━━ PAGE EXTRACT

Shouldn't an Internal Revenue Service agent know a business when she sees one - especially if she is the owner and operator?
After the IRS initiated a criminal investigation against Revenue Officer Andrea Fabiana Orellana in 2006, it was determined that she owed $14,912 in back taxes and penalties. Apparently confident of her knowledge of tax law, Orellana then petitioned the U.S. Tax Court, hoping for a different opinion.
The case presented by the IRS maintained that Orellana failed to report and pay taxes on nearly $36,000 of income she earned selling items on eBay, an online auction site. In her own defense, she said she didn't consider herself to be in business. She thought of her operation as more of an online garage sale. That also may have explained why she did not keep receipts and other records. But the court said this was not an acceptable defense.

━━━━

* **WRITTEN EXERCISE A**
In the account of the IRS officer's tax case above, condense the paragraph beginning "The case presented by the IRS" into a short bulleted list that keeps its main facts.
* **WRITTEN EXERCISE B**
Continue the account of the IRS officer's tax case above from the point where it stops.

━━ MATERIAL PROVIDED

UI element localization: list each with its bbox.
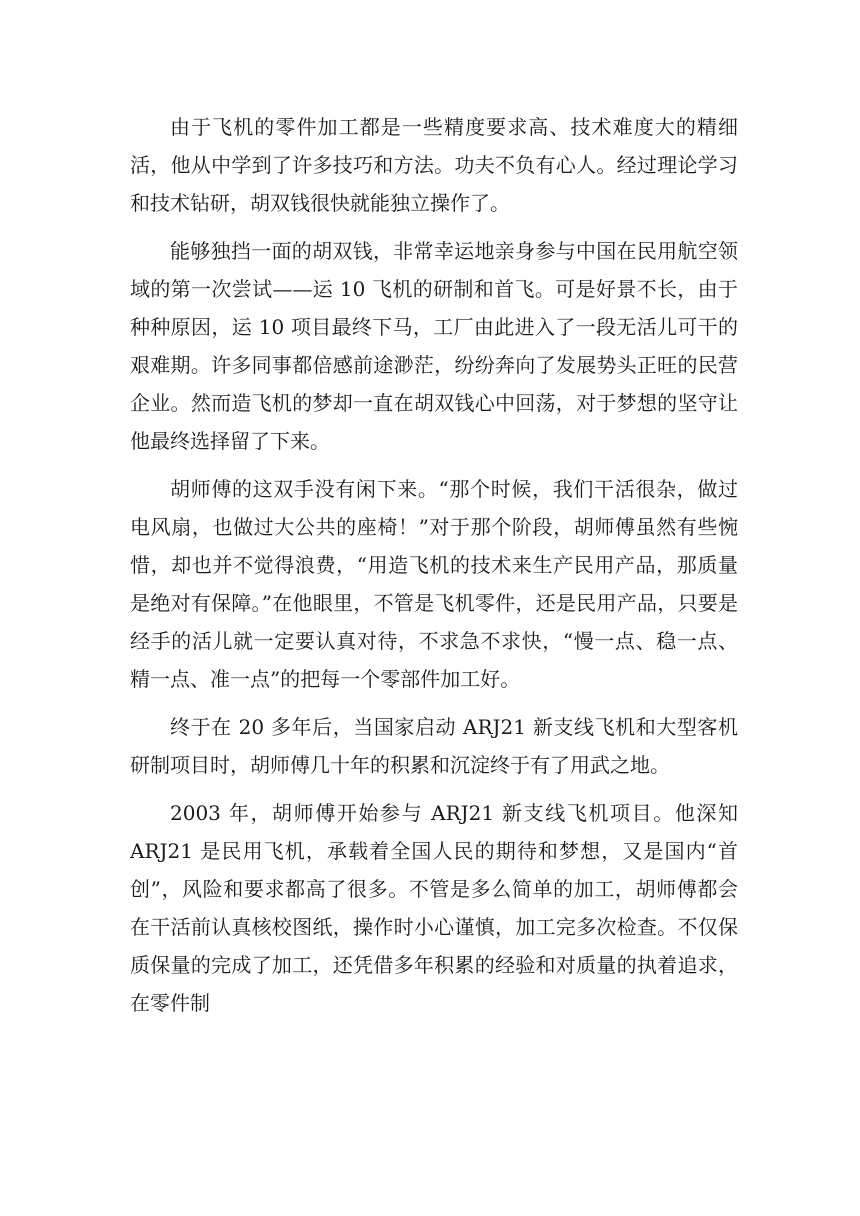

━━━━

* **EXERCISE RESULT A**
- The IRS argued that Orellana failed to report and pay taxes on nearly $36,000 of income from selling items on eBay.
- Orellana said she didn't see herself as being in business. She viewed her sales as more of an online garage sale.
- That view may also explain why she kept no receipts or other records.
- The court ruled that this was not an acceptable defense.

* **EXERCISE RESULT B**
Details of her self-defense
In more than 7,000 transactions, Orellana sold items such as designer clothing and shoes on eBay from 2000 to 2005. She told the court that she was just selling things that were taking up space in her closet. For example, she said, she might sell a $350 pair of shoes that she no longer wanted for $50. Some of the items were wedding gifts, she said, while others were bought with gift cards that were wedding gifts. She admitted that some of the items she sold still had price tags attached.
In court she was reminded by the IRS that she advertised many of the items as new. To that, she answered: "I always advertise as new only because you can get a better price for that." And she added, "So basically when you're asking these questions about why things are new, I document them as new if it appears new. Is that wrong?"
During the proceedings, IRS officials pointed out that she sold clothes and shoes in a variety of sizes, which seemed contrary to her claim that she was only selling items she'd purchased for herself. She responded that, because of a physical condition, she had been unable to maintain her exercise routine and her size had changed over time. As for the shoes being different sizes, she testified that the use of orthotics had made her shoe size increase.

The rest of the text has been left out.